Every line of the material that follows must be printed again exactly.

++++++++++++++++++++

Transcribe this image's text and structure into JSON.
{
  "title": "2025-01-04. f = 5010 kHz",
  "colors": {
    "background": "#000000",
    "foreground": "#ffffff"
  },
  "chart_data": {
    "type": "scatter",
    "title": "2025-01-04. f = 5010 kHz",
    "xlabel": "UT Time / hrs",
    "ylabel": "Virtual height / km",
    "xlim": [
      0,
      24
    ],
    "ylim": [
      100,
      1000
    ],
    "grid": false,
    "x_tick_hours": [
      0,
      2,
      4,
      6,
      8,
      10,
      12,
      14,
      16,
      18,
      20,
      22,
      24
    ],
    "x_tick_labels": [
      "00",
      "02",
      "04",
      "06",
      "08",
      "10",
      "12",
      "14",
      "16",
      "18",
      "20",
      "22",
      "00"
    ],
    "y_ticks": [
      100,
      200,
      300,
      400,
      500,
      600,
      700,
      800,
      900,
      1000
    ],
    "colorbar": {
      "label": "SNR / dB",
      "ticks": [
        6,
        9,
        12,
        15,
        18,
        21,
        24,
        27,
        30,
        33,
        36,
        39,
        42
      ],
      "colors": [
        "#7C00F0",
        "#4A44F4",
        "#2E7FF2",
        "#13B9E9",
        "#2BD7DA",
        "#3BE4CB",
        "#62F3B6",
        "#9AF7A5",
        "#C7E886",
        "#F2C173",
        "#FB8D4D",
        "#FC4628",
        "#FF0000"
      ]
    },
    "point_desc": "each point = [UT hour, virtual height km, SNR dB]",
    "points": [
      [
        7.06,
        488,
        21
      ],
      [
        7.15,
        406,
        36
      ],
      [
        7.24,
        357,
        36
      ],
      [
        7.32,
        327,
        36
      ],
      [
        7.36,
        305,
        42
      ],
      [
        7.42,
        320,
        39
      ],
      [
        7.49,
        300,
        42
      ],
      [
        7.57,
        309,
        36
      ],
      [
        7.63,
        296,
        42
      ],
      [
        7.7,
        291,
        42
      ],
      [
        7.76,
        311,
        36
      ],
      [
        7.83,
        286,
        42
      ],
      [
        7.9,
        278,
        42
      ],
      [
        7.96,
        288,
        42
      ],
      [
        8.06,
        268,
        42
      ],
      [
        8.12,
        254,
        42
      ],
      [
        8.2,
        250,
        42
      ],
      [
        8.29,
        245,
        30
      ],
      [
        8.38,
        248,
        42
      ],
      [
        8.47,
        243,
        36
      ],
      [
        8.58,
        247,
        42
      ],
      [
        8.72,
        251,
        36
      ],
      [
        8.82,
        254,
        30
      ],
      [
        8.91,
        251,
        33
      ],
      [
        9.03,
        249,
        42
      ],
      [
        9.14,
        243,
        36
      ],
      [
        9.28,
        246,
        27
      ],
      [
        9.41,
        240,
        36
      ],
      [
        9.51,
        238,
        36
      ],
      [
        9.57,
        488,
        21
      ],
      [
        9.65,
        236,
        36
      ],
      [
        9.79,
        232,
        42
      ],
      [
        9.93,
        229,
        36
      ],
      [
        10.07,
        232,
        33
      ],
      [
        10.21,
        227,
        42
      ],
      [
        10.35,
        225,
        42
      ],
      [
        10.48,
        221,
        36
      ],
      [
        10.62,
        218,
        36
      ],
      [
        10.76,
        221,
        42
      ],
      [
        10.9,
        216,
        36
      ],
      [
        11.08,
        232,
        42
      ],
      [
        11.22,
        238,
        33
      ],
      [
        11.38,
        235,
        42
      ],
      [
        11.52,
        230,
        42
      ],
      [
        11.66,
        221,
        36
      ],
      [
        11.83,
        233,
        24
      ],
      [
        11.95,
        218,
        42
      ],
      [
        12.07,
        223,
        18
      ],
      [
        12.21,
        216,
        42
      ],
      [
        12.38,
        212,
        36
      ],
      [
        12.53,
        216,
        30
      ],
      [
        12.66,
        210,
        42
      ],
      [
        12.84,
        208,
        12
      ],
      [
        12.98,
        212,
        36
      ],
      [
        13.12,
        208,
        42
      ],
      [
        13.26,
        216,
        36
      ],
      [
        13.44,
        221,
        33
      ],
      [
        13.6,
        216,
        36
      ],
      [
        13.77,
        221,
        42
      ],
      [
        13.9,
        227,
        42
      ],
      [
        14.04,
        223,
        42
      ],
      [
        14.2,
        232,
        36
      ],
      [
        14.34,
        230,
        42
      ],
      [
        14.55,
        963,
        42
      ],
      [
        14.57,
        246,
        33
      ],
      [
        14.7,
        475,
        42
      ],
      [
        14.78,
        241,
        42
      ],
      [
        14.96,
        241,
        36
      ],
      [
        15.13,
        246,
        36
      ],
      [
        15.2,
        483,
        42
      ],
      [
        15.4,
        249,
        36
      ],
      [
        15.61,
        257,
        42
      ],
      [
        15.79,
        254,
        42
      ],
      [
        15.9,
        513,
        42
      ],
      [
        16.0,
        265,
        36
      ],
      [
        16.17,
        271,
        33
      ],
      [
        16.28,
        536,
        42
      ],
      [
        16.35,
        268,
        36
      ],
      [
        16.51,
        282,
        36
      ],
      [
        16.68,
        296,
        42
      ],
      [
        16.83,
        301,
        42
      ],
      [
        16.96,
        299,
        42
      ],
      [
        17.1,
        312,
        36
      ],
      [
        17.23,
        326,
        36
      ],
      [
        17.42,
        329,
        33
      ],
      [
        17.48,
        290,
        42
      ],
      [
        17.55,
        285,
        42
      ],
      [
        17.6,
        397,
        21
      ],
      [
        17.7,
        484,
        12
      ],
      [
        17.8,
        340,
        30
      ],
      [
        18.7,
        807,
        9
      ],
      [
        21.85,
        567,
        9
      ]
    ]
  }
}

++++++++++++++++++++

> **Answer to the task**
Transcribe this image's text and structure into JSON.
{
  "title": "2025-01-04. f = 5010 kHz",
  "colors": {
    "background": "#000000",
    "foreground": "#ffffff"
  },
  "chart_data": {
    "type": "scatter",
    "title": "2025-01-04. f = 5010 kHz",
    "xlabel": "UT Time / hrs",
    "ylabel": "Virtual height / km",
    "xlim": [
      0,
      24
    ],
    "ylim": [
      100,
      1000
    ],
    "grid": false,
    "x_tick_hours": [
      0,
      2,
      4,
      6,
      8,
      10,
      12,
      14,
      16,
      18,
      20,
      22,
      24
    ],
    "x_tick_labels": [
      "00",
      "02",
      "04",
      "06",
      "08",
      "10",
      "12",
      "14",
      "16",
      "18",
      "20",
      "22",
      "00"
    ],
    "y_ticks": [
      100,
      200,
      300,
      400,
      500,
      600,
      700,
      800,
      900,
      1000
    ],
    "colorbar": {
      "label": "SNR / dB",
      "ticks": [
        6,
        9,
        12,
        15,
        18,
        21,
        24,
        27,
        30,
        33,
        36,
        39,
        42
      ],
      "colors": [
        "#7C00F0",
        "#4A44F4",
        "#2E7FF2",
        "#13B9E9",
        "#2BD7DA",
        "#3BE4CB",
        "#62F3B6",
        "#9AF7A5",
        "#C7E886",
        "#F2C173",
        "#FB8D4D",
        "#FC4628",
        "#FF0000"
      ]
    },
    "point_desc": "each point = [UT hour, virtual height km, SNR dB]",
    "points": [
      [
        7.06,
        488,
        21
      ],
      [
        7.15,
        406,
        36
      ],
      [
        7.24,
        357,
        36
      ],
      [
        7.32,
        327,
        36
      ],
      [
        7.36,
        305,
        42
      ],
      [
        7.42,
        320,
        39
      ],
      [
        7.49,
        300,
        42
      ],
      [
        7.57,
        309,
        36
      ],
      [
        7.63,
        296,
        42
      ],
      [
        7.7,
        291,
        42
      ],
      [
        7.76,
        311,
        36
      ],
      [
        7.83,
        286,
        42
      ],
      [
        7.9,
        278,
        42
      ],
      [
        7.96,
        288,
        42
      ],
      [
        8.06,
        268,
        42
      ],
      [
        8.12,
        254,
        42
      ],
      [
        8.2,
        250,
        42
      ],
      [
        8.29,
        245,
        30
      ],
      [
        8.38,
        248,
        42
      ],
      [
        8.47,
        243,
        36
      ],
      [
        8.58,
        247,
        42
      ],
      [
        8.72,
        251,
        36
      ],
      [
        8.82,
        254,
        30
      ],
      [
        8.91,
        251,
        33
      ],
      [
        9.03,
        249,
        42
      ],
      [
        9.14,
        243,
        36
      ],
      [
        9.28,
        246,
        27
      ],
      [
        9.41,
        240,
        36
      ],
      [
        9.51,
        238,
        36
      ],
      [
        9.57,
        488,
        21
      ],
      [
        9.65,
        236,
        36
      ],
      [
        9.79,
        232,
        42
      ],
      [
        9.93,
        229,
        36
      ],
      [
        10.07,
        232,
        33
      ],
      [
        10.21,
        227,
        42
      ],
      [
        10.35,
        225,
        42
      ],
      [
        10.48,
        221,
        36
      ],
      [
        10.62,
        218,
        36
      ],
      [
        10.76,
        221,
        42
      ],
      [
        10.9,
        216,
        36
      ],
      [
        11.08,
        232,
        42
      ],
      [
        11.22,
        238,
        33
      ],
      [
        11.38,
        235,
        42
      ],
      [
        11.52,
        230,
        42
      ],
      [
        11.66,
        221,
        36
      ],
      [
        11.83,
        233,
        24
      ],
      [
        11.95,
        218,
        42
      ],
      [
        12.07,
        223,
        18
      ],
      [
        12.21,
        216,
        42
      ],
      [
        12.38,
        212,
        36
      ],
      [
        12.53,
        216,
        30
      ],
      [
        12.66,
        210,
        42
      ],
      [
        12.84,
        208,
        12
      ],
      [
        12.98,
        212,
        36
      ],
      [
        13.12,
        208,
        42
      ],
      [
        13.26,
        216,
        36
      ],
      [
        13.44,
        221,
        33
      ],
      [
        13.6,
        216,
        36
      ],
      [
        13.77,
        221,
        42
      ],
      [
        13.9,
        227,
        42
      ],
      [
        14.04,
        223,
        42
      ],
      [
        14.2,
        232,
        36
      ],
      [
        14.34,
        230,
        42
      ],
      [
        14.55,
        963,
        42
      ],
      [
        14.57,
        246,
        33
      ],
      [
        14.7,
        475,
        42
      ],
      [
        14.78,
        241,
        42
      ],
      [
        14.96,
        241,
        36
      ],
      [
        15.13,
        246,
        36
      ],
      [
        15.2,
        483,
        42
      ],
      [
        15.4,
        249,
        36
      ],
      [
        15.61,
        257,
        42
      ],
      [
        15.79,
        254,
        42
      ],
      [
        15.9,
        513,
        42
      ],
      [
        16.0,
        265,
        36
      ],
      [
        16.17,
        271,
        33
      ],
      [
        16.28,
        536,
        42
      ],
      [
        16.35,
        268,
        36
      ],
      [
        16.51,
        282,
        36
      ],
      [
        16.68,
        296,
        42
      ],
      [
        16.83,
        301,
        42
      ],
      [
        16.96,
        299,
        42
      ],
      [
        17.1,
        312,
        36
      ],
      [
        17.23,
        326,
        36
      ],
      [
        17.42,
        329,
        33
      ],
      [
        17.48,
        290,
        42
      ],
      [
        17.55,
        285,
        42
      ],
      [
        17.6,
        397,
        21
      ],
      [
        17.7,
        484,
        12
      ],
      [
        17.8,
        340,
        30
      ],
      [
        18.7,
        807,
        9
      ],
      [
        21.85,
        567,
        9
      ]
    ]
  }
}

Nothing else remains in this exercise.